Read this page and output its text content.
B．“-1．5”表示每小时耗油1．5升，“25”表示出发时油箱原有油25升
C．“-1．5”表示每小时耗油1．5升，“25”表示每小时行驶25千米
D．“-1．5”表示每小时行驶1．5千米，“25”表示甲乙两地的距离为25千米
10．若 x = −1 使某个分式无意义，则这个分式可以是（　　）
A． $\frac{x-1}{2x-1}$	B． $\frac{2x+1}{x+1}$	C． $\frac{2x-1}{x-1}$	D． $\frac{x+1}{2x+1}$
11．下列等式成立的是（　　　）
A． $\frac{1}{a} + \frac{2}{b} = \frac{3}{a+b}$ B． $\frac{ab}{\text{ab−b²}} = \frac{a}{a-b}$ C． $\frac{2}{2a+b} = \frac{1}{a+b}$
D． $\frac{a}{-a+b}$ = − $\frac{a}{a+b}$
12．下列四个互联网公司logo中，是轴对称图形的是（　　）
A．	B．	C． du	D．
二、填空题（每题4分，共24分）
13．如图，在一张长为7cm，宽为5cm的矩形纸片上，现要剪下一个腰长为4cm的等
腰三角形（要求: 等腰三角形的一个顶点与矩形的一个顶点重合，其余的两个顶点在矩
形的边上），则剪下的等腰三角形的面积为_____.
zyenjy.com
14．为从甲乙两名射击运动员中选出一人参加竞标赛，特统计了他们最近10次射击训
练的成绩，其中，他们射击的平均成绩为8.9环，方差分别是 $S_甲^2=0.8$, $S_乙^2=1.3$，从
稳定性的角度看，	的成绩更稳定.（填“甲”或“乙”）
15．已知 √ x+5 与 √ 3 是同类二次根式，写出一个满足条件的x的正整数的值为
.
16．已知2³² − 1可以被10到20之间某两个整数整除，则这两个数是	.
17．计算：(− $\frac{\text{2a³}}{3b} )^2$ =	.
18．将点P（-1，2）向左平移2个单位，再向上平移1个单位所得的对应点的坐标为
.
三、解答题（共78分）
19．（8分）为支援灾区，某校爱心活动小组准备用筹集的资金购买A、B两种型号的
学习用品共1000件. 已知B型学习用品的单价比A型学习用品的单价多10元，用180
▬▬▬▬▬▬
#### [THE PROBLEM]
Extract all the entries word for word.

#### [RIGHT ANSWER]
Read this page and output its text content.
B．“-1．5”表示每小时耗油1．5升，“25”表示出发时油箱原有油25升
C．“-1．5”表示每小时耗油1．5升，“25”表示每小时行驶25千米
D．“-1．5”表示每小时行驶1．5千米，“25”表示甲乙两地的距离为25千米
10．若 x = −1 使某个分式无意义，则这个分式可以是（　　）
A． $\frac{x-1}{2x-1}$	B． $\frac{2x+1}{x+1}$	C． $\frac{2x-1}{x-1}$	D． $\frac{x+1}{2x+1}$
11．下列等式成立的是（　　　）
A． $\frac{1}{a} + \frac{2}{b} = \frac{3}{a+b}$ B． $\frac{ab}{\text{ab−b²}} = \frac{a}{a-b}$ C． $\frac{2}{2a+b} = \frac{1}{a+b}$
D． $\frac{a}{-a+b}$ = − $\frac{a}{a+b}$
12．下列四个互联网公司logo中，是轴对称图形的是（　　）
A．	B．	C． du	D．
二、填空题（每题4分，共24分）
13．如图，在一张长为7cm，宽为5cm的矩形纸片上，现要剪下一个腰长为4cm的等
腰三角形（要求: 等腰三角形的一个顶点与矩形的一个顶点重合，其余的两个顶点在矩
形的边上），则剪下的等腰三角形的面积为_____.
zyenjy.com
14．为从甲乙两名射击运动员中选出一人参加竞标赛，特统计了他们最近10次射击训
练的成绩，其中，他们射击的平均成绩为8.9环，方差分别是 $S_甲^2=0.8$, $S_乙^2=1.3$，从
稳定性的角度看，	的成绩更稳定.（填“甲”或“乙”）
15．已知 √ x+5 与 √ 3 是同类二次根式，写出一个满足条件的x的正整数的值为
.
16．已知2³² − 1可以被10到20之间某两个整数整除，则这两个数是	.
17．计算：(− $\frac{\text{2a³}}{3b} )^2$ =	.
18．将点P（-1，2）向左平移2个单位，再向上平移1个单位所得的对应点的坐标为
.
三、解答题（共78分）
19．（8分）为支援灾区，某校爱心活动小组准备用筹集的资金购买A、B两种型号的
学习用品共1000件. 已知B型学习用品的单价比A型学习用品的单价多10元，用180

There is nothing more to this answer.